Can you quote the records below in full, word for word?

---*---

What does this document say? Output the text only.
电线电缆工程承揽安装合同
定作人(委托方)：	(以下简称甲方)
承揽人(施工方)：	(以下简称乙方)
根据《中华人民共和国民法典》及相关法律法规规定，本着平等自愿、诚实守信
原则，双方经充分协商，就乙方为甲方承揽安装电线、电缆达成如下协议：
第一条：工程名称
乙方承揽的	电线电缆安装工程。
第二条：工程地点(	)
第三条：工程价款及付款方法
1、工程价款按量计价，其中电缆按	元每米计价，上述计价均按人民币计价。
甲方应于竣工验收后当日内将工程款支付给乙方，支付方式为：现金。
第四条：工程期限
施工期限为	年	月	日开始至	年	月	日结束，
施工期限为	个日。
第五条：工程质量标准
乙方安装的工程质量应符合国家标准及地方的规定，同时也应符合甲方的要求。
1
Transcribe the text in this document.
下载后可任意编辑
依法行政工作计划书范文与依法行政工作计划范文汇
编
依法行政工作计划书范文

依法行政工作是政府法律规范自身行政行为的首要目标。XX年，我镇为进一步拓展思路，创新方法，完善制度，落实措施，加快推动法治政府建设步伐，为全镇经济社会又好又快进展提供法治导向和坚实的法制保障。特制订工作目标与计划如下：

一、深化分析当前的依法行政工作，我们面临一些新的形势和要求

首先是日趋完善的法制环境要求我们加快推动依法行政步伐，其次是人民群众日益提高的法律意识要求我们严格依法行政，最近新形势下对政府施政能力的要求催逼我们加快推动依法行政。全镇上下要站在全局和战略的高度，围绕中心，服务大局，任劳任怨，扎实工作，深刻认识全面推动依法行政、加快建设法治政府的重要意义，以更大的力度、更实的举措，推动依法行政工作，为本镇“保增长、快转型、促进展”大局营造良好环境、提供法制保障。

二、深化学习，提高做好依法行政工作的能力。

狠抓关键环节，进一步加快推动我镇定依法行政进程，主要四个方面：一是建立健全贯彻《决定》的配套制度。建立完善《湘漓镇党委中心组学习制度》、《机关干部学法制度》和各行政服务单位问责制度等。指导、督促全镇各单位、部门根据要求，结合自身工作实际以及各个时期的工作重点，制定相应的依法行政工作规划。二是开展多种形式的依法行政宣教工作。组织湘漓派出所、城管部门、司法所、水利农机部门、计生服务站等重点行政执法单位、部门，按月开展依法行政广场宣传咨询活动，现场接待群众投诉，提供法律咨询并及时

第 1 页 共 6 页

---*---

--- Solution to this task ---
What does this document say? Output the text only.
电线电缆工程承揽安装合同
定作人(委托方)：	(以下简称甲方)
承揽人(施工方)：	(以下简称乙方)
根据《中华人民共和国民法典》及相关法律法规规定，本着平等自愿、诚实守信
原则，双方经充分协商，就乙方为甲方承揽安装电线、电缆达成如下协议：
第一条：工程名称
乙方承揽的	电线电缆安装工程。
第二条：工程地点(	)
第三条：工程价款及付款方法
1、工程价款按量计价，其中电缆按	元每米计价，上述计价均按人民币计价。
甲方应于竣工验收后当日内将工程款支付给乙方，支付方式为：现金。
第四条：工程期限
施工期限为	年	月	日开始至	年	月	日结束，
施工期限为	个日。
第五条：工程质量标准
乙方安装的工程质量应符合国家标准及地方的规定，同时也应符合甲方的要求。
1
Transcribe the text in this document.
下载后可任意编辑
依法行政工作计划书范文与依法行政工作计划范文汇
编
依法行政工作计划书范文

依法行政工作是政府法律规范自身行政行为的首要目标。XX年，我镇为进一步拓展思路，创新方法，完善制度，落实措施，加快推动法治政府建设步伐，为全镇经济社会又好又快进展提供法治导向和坚实的法制保障。特制订工作目标与计划如下：

一、深化分析当前的依法行政工作，我们面临一些新的形势和要求

首先是日趋完善的法制环境要求我们加快推动依法行政步伐，其次是人民群众日益提高的法律意识要求我们严格依法行政，最近新形势下对政府施政能力的要求催逼我们加快推动依法行政。全镇上下要站在全局和战略的高度，围绕中心，服务大局，任劳任怨，扎实工作，深刻认识全面推动依法行政、加快建设法治政府的重要意义，以更大的力度、更实的举措，推动依法行政工作，为本镇“保增长、快转型、促进展”大局营造良好环境、提供法制保障。

二、深化学习，提高做好依法行政工作的能力。

狠抓关键环节，进一步加快推动我镇定依法行政进程，主要四个方面：一是建立健全贯彻《决定》的配套制度。建立完善《湘漓镇党委中心组学习制度》、《机关干部学法制度》和各行政服务单位问责制度等。指导、督促全镇各单位、部门根据要求，结合自身工作实际以及各个时期的工作重点，制定相应的依法行政工作规划。二是开展多种形式的依法行政宣教工作。组织湘漓派出所、城管部门、司法所、水利农机部门、计生服务站等重点行政执法单位、部门，按月开展依法行政广场宣传咨询活动，现场接待群众投诉，提供法律咨询并及时

第 1 页 共 6 页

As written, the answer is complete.